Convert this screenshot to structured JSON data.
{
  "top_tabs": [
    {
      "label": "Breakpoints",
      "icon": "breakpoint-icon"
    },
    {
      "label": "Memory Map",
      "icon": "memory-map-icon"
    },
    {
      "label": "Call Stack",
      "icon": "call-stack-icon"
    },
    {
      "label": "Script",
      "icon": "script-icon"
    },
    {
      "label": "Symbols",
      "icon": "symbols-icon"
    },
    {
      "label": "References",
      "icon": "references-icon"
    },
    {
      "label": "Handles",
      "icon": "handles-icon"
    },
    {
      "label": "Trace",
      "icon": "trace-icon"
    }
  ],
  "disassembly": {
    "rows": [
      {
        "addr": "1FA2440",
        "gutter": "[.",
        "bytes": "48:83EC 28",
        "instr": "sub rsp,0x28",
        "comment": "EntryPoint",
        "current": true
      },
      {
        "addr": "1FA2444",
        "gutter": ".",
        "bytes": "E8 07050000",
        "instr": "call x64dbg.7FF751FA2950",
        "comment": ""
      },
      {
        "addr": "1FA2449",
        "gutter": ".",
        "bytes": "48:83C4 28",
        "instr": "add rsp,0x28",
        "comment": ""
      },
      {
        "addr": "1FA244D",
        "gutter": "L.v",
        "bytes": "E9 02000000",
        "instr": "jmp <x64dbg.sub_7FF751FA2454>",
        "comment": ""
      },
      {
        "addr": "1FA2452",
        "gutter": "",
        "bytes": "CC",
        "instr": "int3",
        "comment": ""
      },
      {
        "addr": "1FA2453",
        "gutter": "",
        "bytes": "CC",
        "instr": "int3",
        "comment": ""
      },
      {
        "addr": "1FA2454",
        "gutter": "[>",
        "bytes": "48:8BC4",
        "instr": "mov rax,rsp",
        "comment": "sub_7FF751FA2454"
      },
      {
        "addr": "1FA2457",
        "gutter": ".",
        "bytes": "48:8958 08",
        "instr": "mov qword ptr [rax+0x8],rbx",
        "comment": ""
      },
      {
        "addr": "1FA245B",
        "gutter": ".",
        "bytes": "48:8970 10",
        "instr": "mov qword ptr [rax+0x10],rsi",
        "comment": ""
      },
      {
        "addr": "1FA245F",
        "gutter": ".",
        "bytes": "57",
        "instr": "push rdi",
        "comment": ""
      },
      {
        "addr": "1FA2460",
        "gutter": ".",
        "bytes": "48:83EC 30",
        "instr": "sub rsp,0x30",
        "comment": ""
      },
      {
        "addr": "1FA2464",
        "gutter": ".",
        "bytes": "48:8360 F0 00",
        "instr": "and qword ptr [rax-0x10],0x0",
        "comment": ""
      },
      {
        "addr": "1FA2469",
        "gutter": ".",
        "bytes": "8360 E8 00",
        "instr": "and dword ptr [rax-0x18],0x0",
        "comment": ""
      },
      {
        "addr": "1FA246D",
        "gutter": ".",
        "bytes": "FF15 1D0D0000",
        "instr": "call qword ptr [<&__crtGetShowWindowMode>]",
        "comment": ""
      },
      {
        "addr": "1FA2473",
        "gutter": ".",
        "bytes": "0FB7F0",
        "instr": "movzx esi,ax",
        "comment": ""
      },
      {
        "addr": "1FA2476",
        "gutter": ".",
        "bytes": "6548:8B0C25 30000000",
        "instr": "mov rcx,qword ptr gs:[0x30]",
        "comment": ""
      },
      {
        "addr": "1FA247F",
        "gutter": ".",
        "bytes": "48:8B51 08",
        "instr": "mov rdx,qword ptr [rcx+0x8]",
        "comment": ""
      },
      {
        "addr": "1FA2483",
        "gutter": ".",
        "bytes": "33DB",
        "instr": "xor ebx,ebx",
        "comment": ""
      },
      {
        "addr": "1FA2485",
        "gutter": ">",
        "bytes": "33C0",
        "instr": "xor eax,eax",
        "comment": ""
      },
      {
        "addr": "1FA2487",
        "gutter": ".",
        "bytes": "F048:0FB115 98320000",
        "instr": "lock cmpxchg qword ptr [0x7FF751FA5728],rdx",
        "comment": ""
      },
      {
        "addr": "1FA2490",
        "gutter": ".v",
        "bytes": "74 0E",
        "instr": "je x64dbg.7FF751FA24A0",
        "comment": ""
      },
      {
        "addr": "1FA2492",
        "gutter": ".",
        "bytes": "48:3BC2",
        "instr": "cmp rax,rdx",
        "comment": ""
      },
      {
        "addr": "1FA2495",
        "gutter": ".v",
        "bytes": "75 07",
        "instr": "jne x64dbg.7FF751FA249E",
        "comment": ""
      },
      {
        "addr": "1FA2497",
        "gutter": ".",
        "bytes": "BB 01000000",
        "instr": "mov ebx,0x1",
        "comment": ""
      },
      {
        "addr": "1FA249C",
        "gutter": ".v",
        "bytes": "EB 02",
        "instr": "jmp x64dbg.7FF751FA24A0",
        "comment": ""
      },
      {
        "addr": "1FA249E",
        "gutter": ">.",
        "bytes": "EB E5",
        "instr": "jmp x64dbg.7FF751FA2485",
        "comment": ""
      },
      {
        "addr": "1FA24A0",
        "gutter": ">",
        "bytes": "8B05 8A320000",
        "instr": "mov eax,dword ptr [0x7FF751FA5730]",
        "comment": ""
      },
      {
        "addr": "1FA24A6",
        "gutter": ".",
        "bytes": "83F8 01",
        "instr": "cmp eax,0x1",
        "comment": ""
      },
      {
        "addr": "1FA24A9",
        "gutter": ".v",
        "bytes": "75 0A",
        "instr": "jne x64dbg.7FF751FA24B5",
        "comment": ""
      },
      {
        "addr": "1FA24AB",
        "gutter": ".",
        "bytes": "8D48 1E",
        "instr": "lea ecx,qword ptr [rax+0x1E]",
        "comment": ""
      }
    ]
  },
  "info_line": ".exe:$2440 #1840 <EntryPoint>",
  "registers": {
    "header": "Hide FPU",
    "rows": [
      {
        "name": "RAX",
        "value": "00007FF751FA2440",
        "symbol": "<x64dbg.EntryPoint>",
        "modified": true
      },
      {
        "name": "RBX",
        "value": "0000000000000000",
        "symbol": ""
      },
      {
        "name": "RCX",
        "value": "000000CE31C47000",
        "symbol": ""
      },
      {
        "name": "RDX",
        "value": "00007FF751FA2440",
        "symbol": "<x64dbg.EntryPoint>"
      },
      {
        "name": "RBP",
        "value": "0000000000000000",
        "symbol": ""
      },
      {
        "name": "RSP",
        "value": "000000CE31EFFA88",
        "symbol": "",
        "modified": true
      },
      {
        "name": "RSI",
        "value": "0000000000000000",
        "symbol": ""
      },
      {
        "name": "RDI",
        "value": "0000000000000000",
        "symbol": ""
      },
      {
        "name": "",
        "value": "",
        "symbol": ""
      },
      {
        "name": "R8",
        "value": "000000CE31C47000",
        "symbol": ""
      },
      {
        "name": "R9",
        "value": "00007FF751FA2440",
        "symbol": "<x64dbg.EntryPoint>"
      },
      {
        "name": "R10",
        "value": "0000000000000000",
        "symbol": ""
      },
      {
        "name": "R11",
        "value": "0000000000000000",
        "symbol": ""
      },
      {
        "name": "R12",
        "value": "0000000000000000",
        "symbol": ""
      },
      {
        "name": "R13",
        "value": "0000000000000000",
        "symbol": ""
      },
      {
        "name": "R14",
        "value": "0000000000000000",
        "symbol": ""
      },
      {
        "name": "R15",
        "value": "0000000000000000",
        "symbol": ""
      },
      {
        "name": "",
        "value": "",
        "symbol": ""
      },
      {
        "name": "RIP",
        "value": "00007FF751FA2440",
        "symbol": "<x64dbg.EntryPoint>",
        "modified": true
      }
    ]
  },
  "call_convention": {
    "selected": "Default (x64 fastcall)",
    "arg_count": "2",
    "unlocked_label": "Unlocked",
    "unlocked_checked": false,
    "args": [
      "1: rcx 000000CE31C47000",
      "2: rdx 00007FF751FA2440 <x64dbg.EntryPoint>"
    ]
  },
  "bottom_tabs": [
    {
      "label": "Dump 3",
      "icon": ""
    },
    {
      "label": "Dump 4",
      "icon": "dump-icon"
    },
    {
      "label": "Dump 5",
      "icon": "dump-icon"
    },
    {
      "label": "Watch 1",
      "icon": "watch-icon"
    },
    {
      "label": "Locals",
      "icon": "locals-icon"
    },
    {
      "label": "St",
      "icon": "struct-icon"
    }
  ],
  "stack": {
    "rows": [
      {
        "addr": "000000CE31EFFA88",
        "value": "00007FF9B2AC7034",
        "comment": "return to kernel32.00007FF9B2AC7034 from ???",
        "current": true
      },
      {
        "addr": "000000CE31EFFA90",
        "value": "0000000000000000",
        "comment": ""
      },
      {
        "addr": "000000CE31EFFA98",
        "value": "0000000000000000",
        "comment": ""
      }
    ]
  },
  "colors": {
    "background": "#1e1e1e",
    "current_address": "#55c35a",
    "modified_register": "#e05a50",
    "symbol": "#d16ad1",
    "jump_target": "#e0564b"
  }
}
- - - - - - -
SHORT EXERCISE |
List all lines from the entries that include the word "dword".

THE RESULT |
        "instr": "and dword ptr [rax-0x18],0x0",
        "instr": "mov eax,dword ptr [0x7FF751FA5730]",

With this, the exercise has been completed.